(RECORD EXCERPTS)

========

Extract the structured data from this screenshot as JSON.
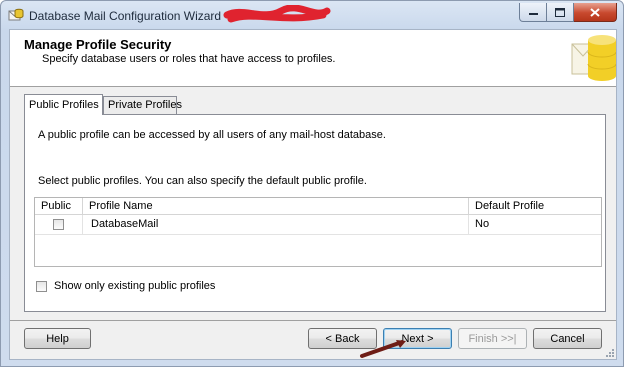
{
  "window": {
    "title": "Database Mail Configuration Wizard -",
    "minimize_glyph": "–",
    "maximize_glyph": "□",
    "close_glyph": "✕"
  },
  "header": {
    "title": "Manage Profile Security",
    "subtitle": "Specify database users or roles that have access to profiles."
  },
  "tabs": [
    {
      "label": "Public Profiles",
      "active": true
    },
    {
      "label": "Private Profiles",
      "active": false
    }
  ],
  "panel": {
    "description": "A public profile can be accessed by all users of any mail-host database.",
    "instruction": "Select public profiles. You can also specify the default public profile."
  },
  "grid": {
    "columns": [
      "Public",
      "Profile Name",
      "Default Profile"
    ],
    "rows": [
      {
        "public": false,
        "profile_name": "DatabaseMail",
        "default_profile": "No"
      }
    ]
  },
  "show_existing": {
    "label": "Show only existing public profiles",
    "checked": false
  },
  "buttons": {
    "help": "Help",
    "back": "< Back",
    "next": "Next >",
    "finish": "Finish >>|",
    "cancel": "Cancel"
  },
  "colors": {
    "title_bar": "#cfdcee",
    "close_button": "#c8492e",
    "annotation_arrow": "#6e1d16"
  }
}
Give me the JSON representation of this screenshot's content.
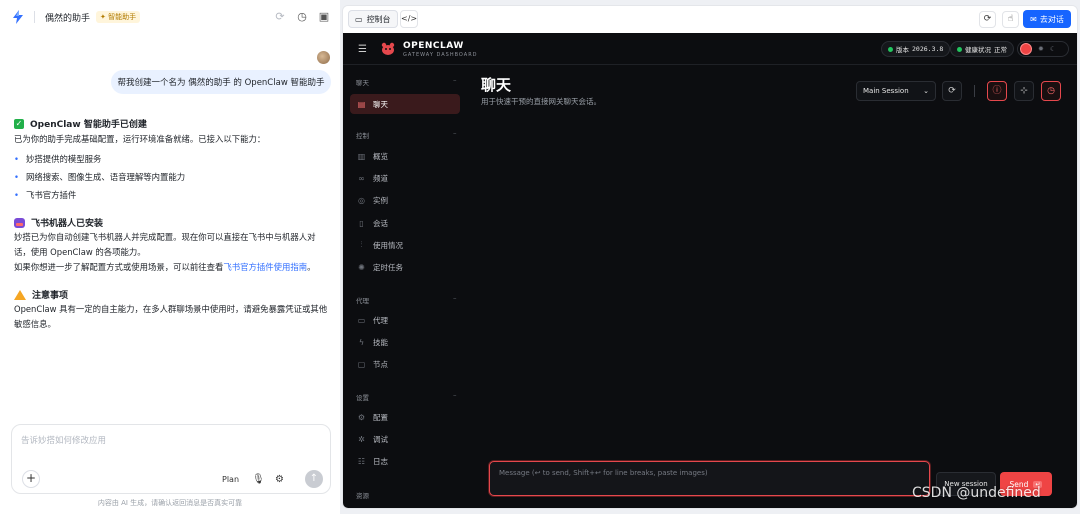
{
  "assistant": {
    "title": "偶然的助手",
    "badge": "智能助手",
    "user_message": "帮我创建一个名为 偶然的助手 的 OpenClaw 智能助手",
    "sections": [
      {
        "heading": "OpenClaw 智能助手已创建",
        "text": "已为你的助手完成基础配置，运行环境准备就绪。已接入以下能力：",
        "items": [
          "妙搭提供的模型服务",
          "网络搜索、图像生成、语音理解等内置能力",
          "飞书官方插件"
        ]
      },
      {
        "heading": "飞书机器人已安装",
        "text_lines": [
          "妙搭已为你自动创建飞书机器人并完成配置。现在你可以直接在飞书中与机器人对",
          "话，使用 OpenClaw 的各项能力。"
        ],
        "text2_prefix": "如果你想进一步了解配置方式或使用场景，可以前往查看",
        "text2_link": "飞书官方插件使用指南",
        "text2_suffix": "。"
      },
      {
        "heading": "注意事项",
        "text_lines": [
          "OpenClaw 具有一定的自主能力，在多人群聊场景中使用时，请避免暴露凭证或其他",
          "敏感信息。"
        ]
      }
    ],
    "input_placeholder": "告诉妙搭如何修改应用",
    "plan_label": "Plan",
    "footer_note": "内容由 AI 生成，请确认返回消息是否真实可靠"
  },
  "preview": {
    "console_tab": "控制台",
    "goto_chat_label": "去对话"
  },
  "dashboard": {
    "brand": "OPENCLAW",
    "brand_sub": "GATEWAY DASHBOARD",
    "version_label": "版本",
    "version_value": "2026.3.8",
    "health_label": "健康状况",
    "health_value": "正常",
    "sidebar": [
      {
        "section": "聊天",
        "items": [
          {
            "label": "聊天",
            "icon": "chat-icon",
            "active": true
          }
        ]
      },
      {
        "section": "控制",
        "items": [
          {
            "label": "概览",
            "icon": "bar-chart-icon"
          },
          {
            "label": "频道",
            "icon": "link-icon"
          },
          {
            "label": "实例",
            "icon": "radio-icon"
          },
          {
            "label": "会话",
            "icon": "file-icon"
          },
          {
            "label": "使用情况",
            "icon": "stats-icon"
          },
          {
            "label": "定时任务",
            "icon": "loader-icon"
          }
        ]
      },
      {
        "section": "代理",
        "items": [
          {
            "label": "代理",
            "icon": "folder-icon"
          },
          {
            "label": "技能",
            "icon": "bolt-icon"
          },
          {
            "label": "节点",
            "icon": "monitor-icon"
          }
        ]
      },
      {
        "section": "设置",
        "items": [
          {
            "label": "配置",
            "icon": "gear-icon"
          },
          {
            "label": "调试",
            "icon": "bug-icon"
          },
          {
            "label": "日志",
            "icon": "log-icon"
          }
        ]
      },
      {
        "section": "资源",
        "items": []
      }
    ],
    "page_title": "聊天",
    "page_subtitle": "用于快速干预的直接网关聊天会话。",
    "session_select": "Main Session",
    "compose_placeholder": "Message (↩ to send, Shift+↩ for line breaks, paste images)",
    "new_session_label": "New session",
    "send_label": "Send",
    "send_kbd": "↵",
    "colors": {
      "accent": "#ef4444",
      "bg": "#0c0d10",
      "ok": "#22c55e"
    }
  },
  "watermark": "CSDN @undefined"
}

========

(AIM OF THE EXERCISE) Retype each line of the listing above word for word. Exclude the pictures.

(PROBLEM SOLUTION)
Extract the structured data from this screenshot as JSON.
{
  "window": {
    "title": "Database Mail Configuration Wizard -",
    "minimize_glyph": "–",
    "maximize_glyph": "□",
    "close_glyph": "✕"
  },
  "header": {
    "title": "Manage Profile Security",
    "subtitle": "Specify database users or roles that have access to profiles."
  },
  "tabs": [
    {
      "label": "Public Profiles",
      "active": true
    },
    {
      "label": "Private Profiles",
      "active": false
    }
  ],
  "panel": {
    "description": "A public profile can be accessed by all users of any mail-host database.",
    "instruction": "Select public profiles. You can also specify the default public profile."
  },
  "grid": {
    "columns": [
      "Public",
      "Profile Name",
      "Default Profile"
    ],
    "rows": [
      {
        "public": false,
        "profile_name": "DatabaseMail",
        "default_profile": "No"
      }
    ]
  },
  "show_existing": {
    "label": "Show only existing public profiles",
    "checked": false
  },
  "buttons": {
    "help": "Help",
    "back": "< Back",
    "next": "Next >",
    "finish": "Finish >>|",
    "cancel": "Cancel"
  },
  "colors": {
    "title_bar": "#cfdcee",
    "close_button": "#c8492e",
    "annotation_arrow": "#6e1d16"
  }
}
Give me the JSON representation of this screenshot's content.
{
  "assistant": {
    "title": "偶然的助手",
    "badge": "智能助手",
    "user_message": "帮我创建一个名为 偶然的助手 的 OpenClaw 智能助手",
    "sections": [
      {
        "heading": "OpenClaw 智能助手已创建",
        "text": "已为你的助手完成基础配置，运行环境准备就绪。已接入以下能力：",
        "items": [
          "妙搭提供的模型服务",
          "网络搜索、图像生成、语音理解等内置能力",
          "飞书官方插件"
        ]
      },
      {
        "heading": "飞书机器人已安装",
        "text_lines": [
          "妙搭已为你自动创建飞书机器人并完成配置。现在你可以直接在飞书中与机器人对",
          "话，使用 OpenClaw 的各项能力。"
        ],
        "text2_prefix": "如果你想进一步了解配置方式或使用场景，可以前往查看",
        "text2_link": "飞书官方插件使用指南",
        "text2_suffix": "。"
      },
      {
        "heading": "注意事项",
        "text_lines": [
          "OpenClaw 具有一定的自主能力，在多人群聊场景中使用时，请避免暴露凭证或其他",
          "敏感信息。"
        ]
      }
    ],
    "input_placeholder": "告诉妙搭如何修改应用",
    "plan_label": "Plan",
    "footer_note": "内容由 AI 生成，请确认返回消息是否真实可靠"
  },
  "preview": {
    "console_tab": "控制台",
    "goto_chat_label": "去对话"
  },
  "dashboard": {
    "brand": "OPENCLAW",
    "brand_sub": "GATEWAY DASHBOARD",
    "version_label": "版本",
    "version_value": "2026.3.8",
    "health_label": "健康状况",
    "health_value": "正常",
    "sidebar": [
      {
        "section": "聊天",
        "items": [
          {
            "label": "聊天",
            "icon": "chat-icon",
            "active": true
          }
        ]
      },
      {
        "section": "控制",
        "items": [
          {
            "label": "概览",
            "icon": "bar-chart-icon"
          },
          {
            "label": "频道",
            "icon": "link-icon"
          },
          {
            "label": "实例",
            "icon": "radio-icon"
          },
          {
            "label": "会话",
            "icon": "file-icon"
          },
          {
            "label": "使用情况",
            "icon": "stats-icon"
          },
          {
            "label": "定时任务",
            "icon": "loader-icon"
          }
        ]
      },
      {
        "section": "代理",
        "items": [
          {
            "label": "代理",
            "icon": "folder-icon"
          },
          {
            "label": "技能",
            "icon": "bolt-icon"
          },
          {
            "label": "节点",
            "icon": "monitor-icon"
          }
        ]
      },
      {
        "section": "设置",
        "items": [
          {
            "label": "配置",
            "icon": "gear-icon"
          },
          {
            "label": "调试",
            "icon": "bug-icon"
          },
          {
            "label": "日志",
            "icon": "log-icon"
          }
        ]
      },
      {
        "section": "资源",
        "items": []
      }
    ],
    "page_title": "聊天",
    "page_subtitle": "用于快速干预的直接网关聊天会话。",
    "session_select": "Main Session",
    "compose_placeholder": "Message (↩ to send, Shift+↩ for line breaks, paste images)",
    "new_session_label": "New session",
    "send_label": "Send",
    "send_kbd": "↵",
    "colors": {
      "accent": "#ef4444",
      "bg": "#0c0d10",
      "ok": "#22c55e"
    }
  },
  "watermark": "CSDN @undefined"
}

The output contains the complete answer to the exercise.